Written request
Output the full listing below exactly as it reads, and skip anything that is a picture.

Stored data
────
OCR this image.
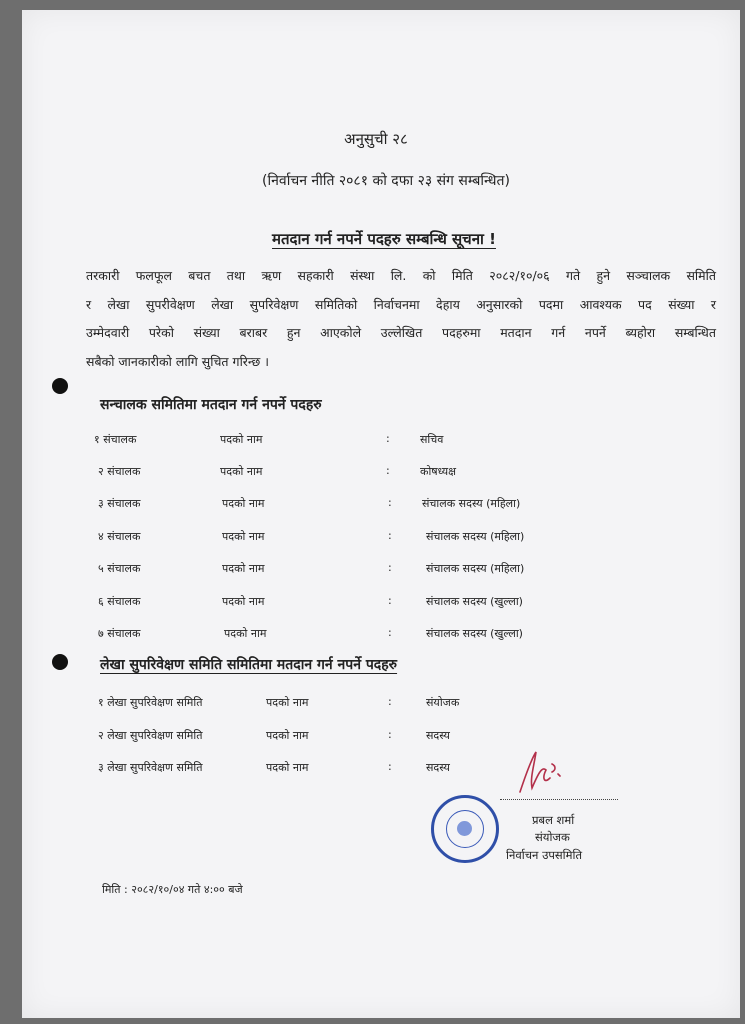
अनुसुची २८
(निर्वाचन नीति २०८१ को दफा २३ संग सम्बन्धित)
मतदान गर्न नपर्ने पदहरु सम्बन्धि सूचना !
तरकारी फलफूल बचत तथा ऋण सहकारी संस्था लि. को मिति २०८२/१०/०६ गते हुने सञ्चालक समिति
र लेखा सुपरीवेक्षण लेखा सुपरिवेक्षण समितिको निर्वाचनमा देहाय अनुसारको पदमा आवश्यक पद संख्या र
उम्मेदवारी परेको संख्या बराबर हुन आएकोले उल्लेखित पदहरुमा मतदान गर्न नपर्ने ब्यहोरा सम्बन्धित
सबैको जानकारीको लागि सुचित गरिन्छ ।
सन्चालक समितिमा मतदान गर्न नपर्ने पदहरु
१ संचालक	पदको नाम	:	सचिव
२ संचालक	पदको नाम	:	कोषध्यक्ष
३ संचालक	पदको नाम	:	संचालक सदस्य (महिला)
४ संचालक	पदको नाम	:	संचालक सदस्य (महिला)
५ संचालक	पदको नाम	:	संचालक सदस्य (महिला)
६ संचालक	पदको नाम	:	संचालक सदस्य (खुल्ला)
७ संचालक	पदको नाम	:	संचालक सदस्य (खुल्ला)
लेखा सुपरिवेक्षण समिति समितिमा मतदान गर्न नपर्ने पदहरु
१ लेखा सुपरिवेक्षण समिति	पदको नाम	:	संयोजक
२ लेखा सुपरिवेक्षण समिति	पदको नाम	:	सदस्य
३ लेखा सुपरिवेक्षण समिति	पदको नाम	:	सदस्य
प्रबल शर्मा
संयोजक
निर्वाचन उपसमिति
मिति : २०८२/१०/०४ गते ४:०० बजे
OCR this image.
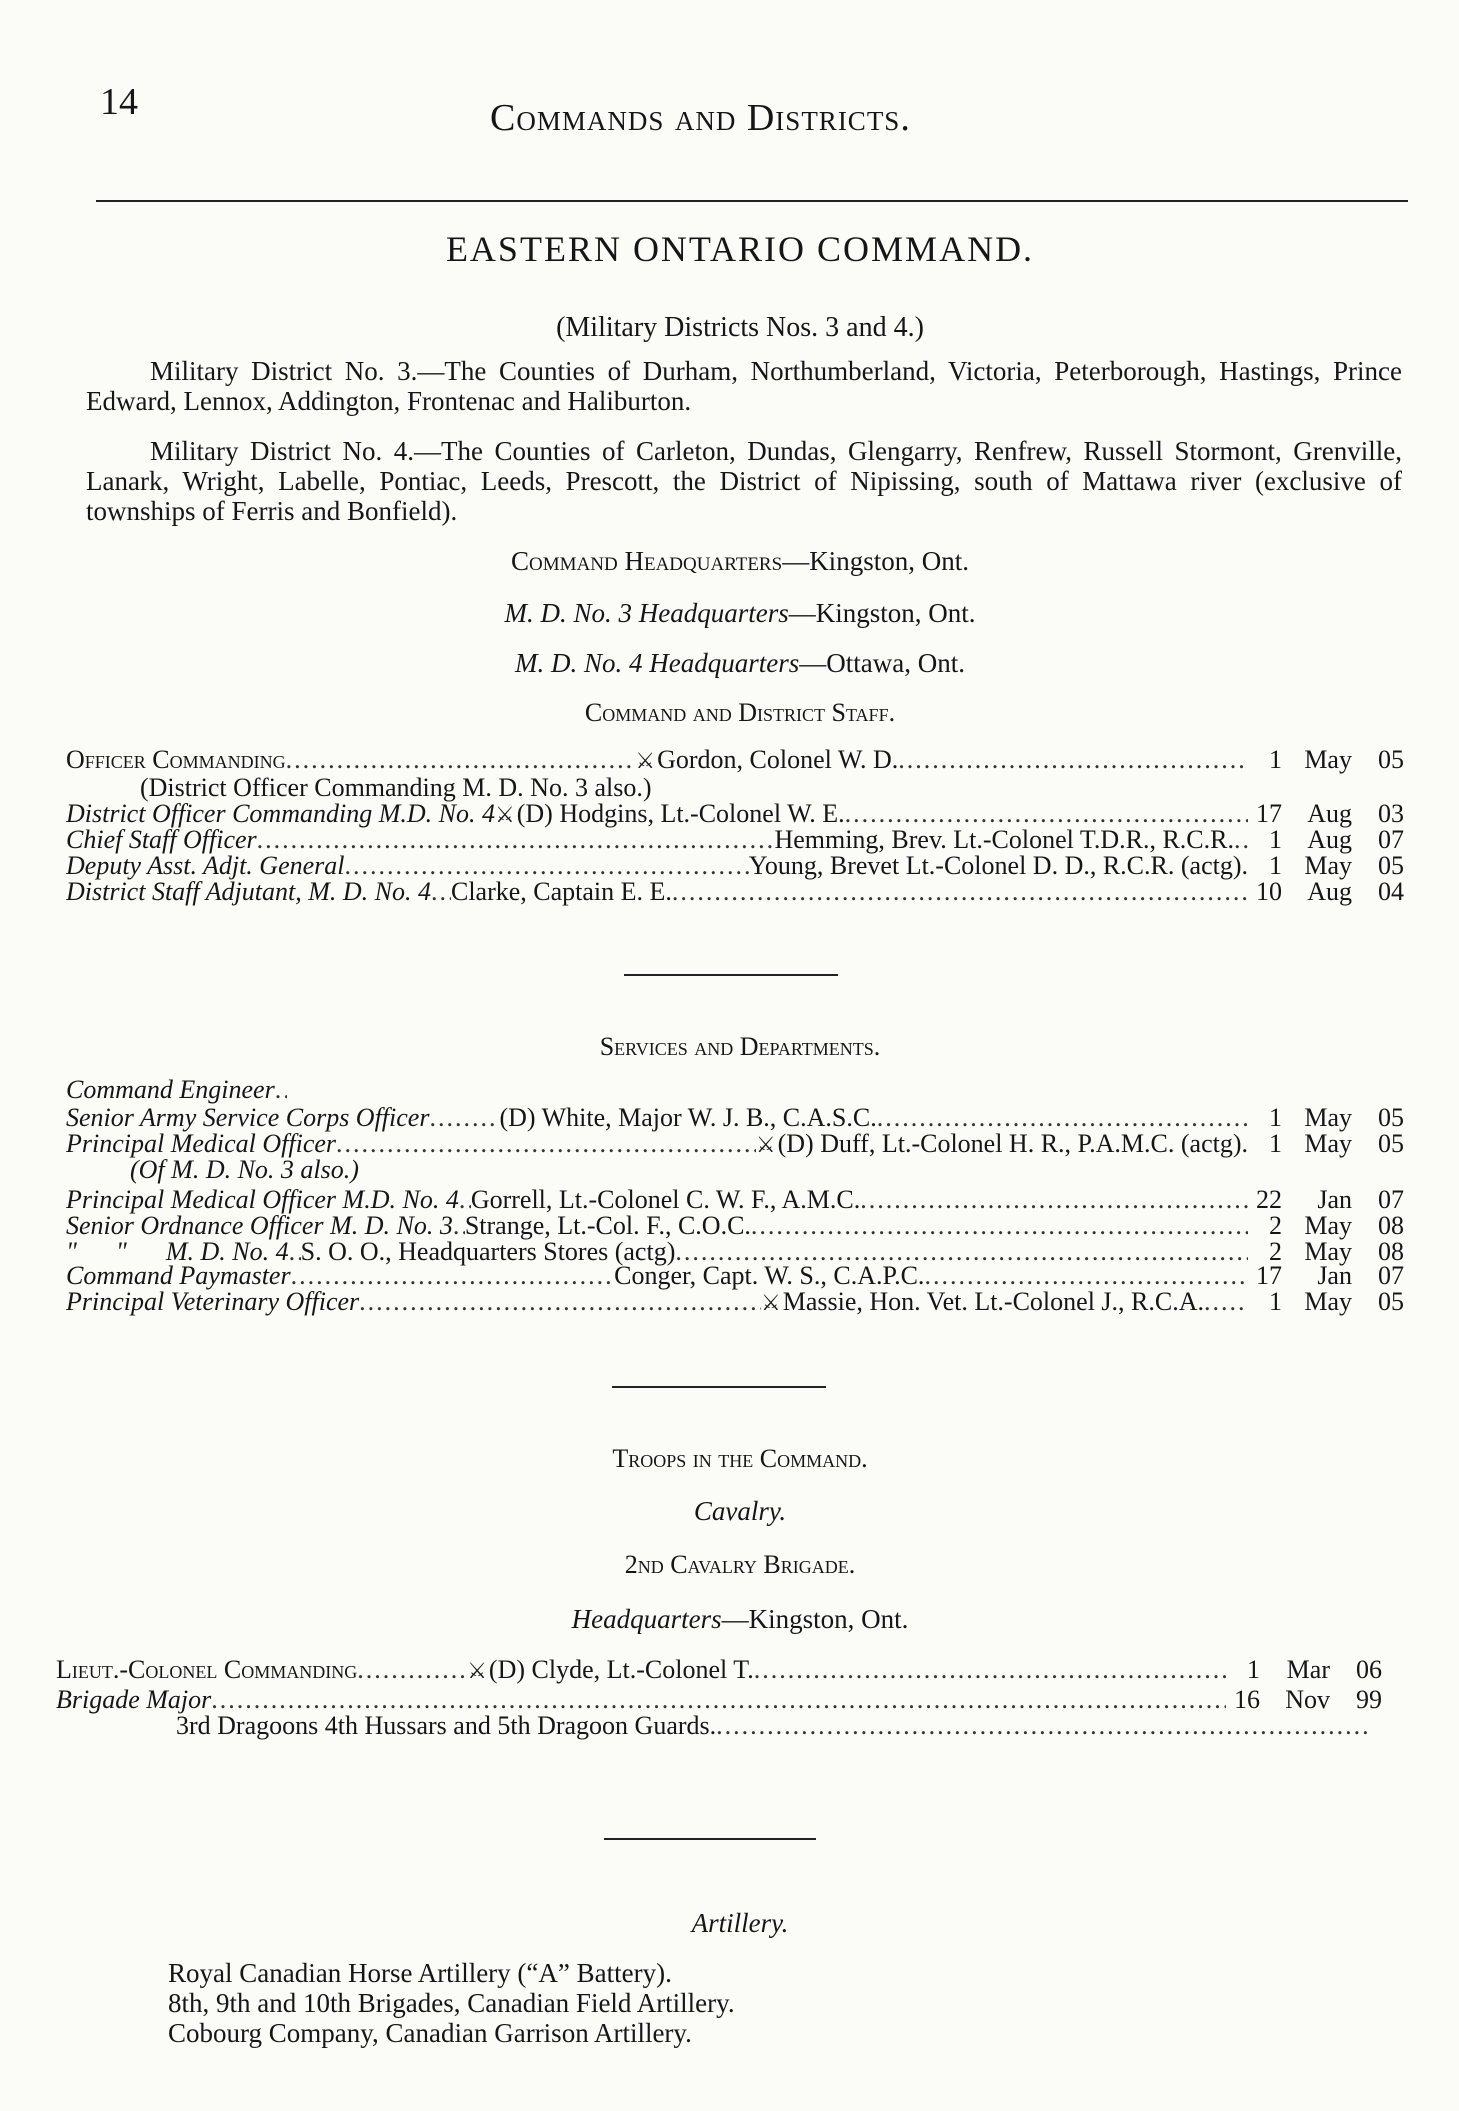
14	Commands and Districts.
EASTERN ONTARIO COMMAND.
(Military Districts Nos. 3 and 4.)
Military District No. 3.—The Counties of Durham, Northumberland, Victoria, Peterborough, Hastings, Prince Edward, Lennox, Addington, Frontenac and Haliburton.
Military District No. 4.—The Counties of Carleton, Dundas, Glengarry, Renfrew, Russell Stormont, Grenville, Lanark, Wright, Labelle, Pontiac, Leeds, Prescott, the District of Nipissing, south of Mattawa river (exclusive of townships of Ferris and Bonfield).
Command Headquarters—Kingston, Ont.
M. D. No. 3 Headquarters—Kingston, Ont.
M. D. No. 4 Headquarters—Ottawa, Ont.
Command and District Staff.
Officer Commanding .....	⚔Gordon, Colonel W. D. .....	1 May	05
(District Officer Commanding M. D. No. 3 also.)
District Officer Commanding M.D. No. 4 ⚔(D) Hodgins, Lt.-Colonel W. E. .....	17 Aug	03
Chief Staff Officer .....	Hemming, Brev. Lt.-Colonel T.D.R., R.C.R. .....	1 Aug	07
Deputy Asst. Adjt. General .....	Young, Brevet Lt.-Colonel D. D., R.C.R. (actg). 1 May	05
District Staff Adjutant, M. D. No. 4 ..... Clarke, Captain E. E. .....	10 Aug	04
Services and Departments.
Command Engineer
.....
Senior Army Service Corps Officer .....	(D) White, Major W. J. B., C.A.S.C. .....	1 May	05
Principal Medical Officer .....	⚔(D) Duff, Lt.-Colonel H. R., P.A.M.C. (actg). 1 May	05
(Of M. D. No. 3 also.)
Principal Medical Officer M.D. No. 4 ..... Gorrell, Lt.-Colonel C. W. F., A.M.C. .....	22	Jan	07
Senior Ordnance Officer M. D. No. 3 ..... Strange, Lt.-Col. F., C.O.C. .....	2 May	08
"      "      M. D. No. 4 ..... S. O. O., Headquarters Stores (actg) .....	2 May	08
Command Paymaster .....	Conger, Capt. W. S., C.A.P.C. .....	17	Jan	07
Principal Veterinary Officer .....	⚔Massie, Hon. Vet. Lt.-Colonel J., R.C.A. .....	1 May	05
Troops in the Command.
Cavalry.
2nd Cavalry Brigade.
Headquarters—Kingston, Ont.
Lieut.-Colonel Commanding .....	⚔(D) Clyde, Lt.-Colonel T. .....	1	Mar	06
Brigade Major .....	16 Nov	99
3rd Dragoons 4th Hussars and 5th Dragoon Guards.
.....
Artillery.
Royal Canadian Horse Artillery (“A” Battery).
8th, 9th and 10th Brigades, Canadian Field Artillery.
Cobourg Company, Canadian Garrison Artillery.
────
Exercise solution
OCR this image.
अनुसुची २८
(निर्वाचन नीति २०८१ को दफा २३ संग सम्बन्धित)
मतदान गर्न नपर्ने पदहरु सम्बन्धि सूचना !
तरकारी फलफूल बचत तथा ऋण सहकारी संस्था लि. को मिति २०८२/१०/०६ गते हुने सञ्चालक समिति
र लेखा सुपरीवेक्षण लेखा सुपरिवेक्षण समितिको निर्वाचनमा देहाय अनुसारको पदमा आवश्यक पद संख्या र
उम्मेदवारी परेको संख्या बराबर हुन आएकोले उल्लेखित पदहरुमा मतदान गर्न नपर्ने ब्यहोरा सम्बन्धित
सबैको जानकारीको लागि सुचित गरिन्छ ।
सन्चालक समितिमा मतदान गर्न नपर्ने पदहरु
१ संचालक	पदको नाम	:	सचिव
२ संचालक	पदको नाम	:	कोषध्यक्ष
३ संचालक	पदको नाम	:	संचालक सदस्य (महिला)
४ संचालक	पदको नाम	:	संचालक सदस्य (महिला)
५ संचालक	पदको नाम	:	संचालक सदस्य (महिला)
६ संचालक	पदको नाम	:	संचालक सदस्य (खुल्ला)
७ संचालक	पदको नाम	:	संचालक सदस्य (खुल्ला)
लेखा सुपरिवेक्षण समिति समितिमा मतदान गर्न नपर्ने पदहरु
१ लेखा सुपरिवेक्षण समिति	पदको नाम	:	संयोजक
२ लेखा सुपरिवेक्षण समिति	पदको नाम	:	सदस्य
३ लेखा सुपरिवेक्षण समिति	पदको नाम	:	सदस्य
प्रबल शर्मा
संयोजक
निर्वाचन उपसमिति
मिति : २०८२/१०/०४ गते ४:०० बजे
OCR this image.
14	Commands and Districts.
EASTERN ONTARIO COMMAND.
(Military Districts Nos. 3 and 4.)
Military District No. 3.—The Counties of Durham, Northumberland, Victoria, Peterborough, Hastings, Prince Edward, Lennox, Addington, Frontenac and Haliburton.
Military District No. 4.—The Counties of Carleton, Dundas, Glengarry, Renfrew, Russell Stormont, Grenville, Lanark, Wright, Labelle, Pontiac, Leeds, Prescott, the District of Nipissing, south of Mattawa river (exclusive of townships of Ferris and Bonfield).
Command Headquarters—Kingston, Ont.
M. D. No. 3 Headquarters—Kingston, Ont.
M. D. No. 4 Headquarters—Ottawa, Ont.
Command and District Staff.
Officer Commanding .....	⚔Gordon, Colonel W. D. .....	1 May	05
(District Officer Commanding M. D. No. 3 also.)
District Officer Commanding M.D. No. 4 ⚔(D) Hodgins, Lt.-Colonel W. E. .....	17 Aug	03
Chief Staff Officer .....	Hemming, Brev. Lt.-Colonel T.D.R., R.C.R. .....	1 Aug	07
Deputy Asst. Adjt. General .....	Young, Brevet Lt.-Colonel D. D., R.C.R. (actg). 1 May	05
District Staff Adjutant, M. D. No. 4 ..... Clarke, Captain E. E. .....	10 Aug	04
Services and Departments.
Command Engineer
.....
Senior Army Service Corps Officer .....	(D) White, Major W. J. B., C.A.S.C. .....	1 May	05
Principal Medical Officer .....	⚔(D) Duff, Lt.-Colonel H. R., P.A.M.C. (actg). 1 May	05
(Of M. D. No. 3 also.)
Principal Medical Officer M.D. No. 4 ..... Gorrell, Lt.-Colonel C. W. F., A.M.C. .....	22	Jan	07
Senior Ordnance Officer M. D. No. 3 ..... Strange, Lt.-Col. F., C.O.C. .....	2 May	08
"      "      M. D. No. 4 ..... S. O. O., Headquarters Stores (actg) .....	2 May	08
Command Paymaster .....	Conger, Capt. W. S., C.A.P.C. .....	17	Jan	07
Principal Veterinary Officer .....	⚔Massie, Hon. Vet. Lt.-Colonel J., R.C.A. .....	1 May	05
Troops in the Command.
Cavalry.
2nd Cavalry Brigade.
Headquarters—Kingston, Ont.
Lieut.-Colonel Commanding .....	⚔(D) Clyde, Lt.-Colonel T. .....	1	Mar	06
Brigade Major .....	16 Nov	99
3rd Dragoons 4th Hussars and 5th Dragoon Guards.
.....
Artillery.
Royal Canadian Horse Artillery (“A” Battery).
8th, 9th and 10th Brigades, Canadian Field Artillery.
Cobourg Company, Canadian Garrison Artillery.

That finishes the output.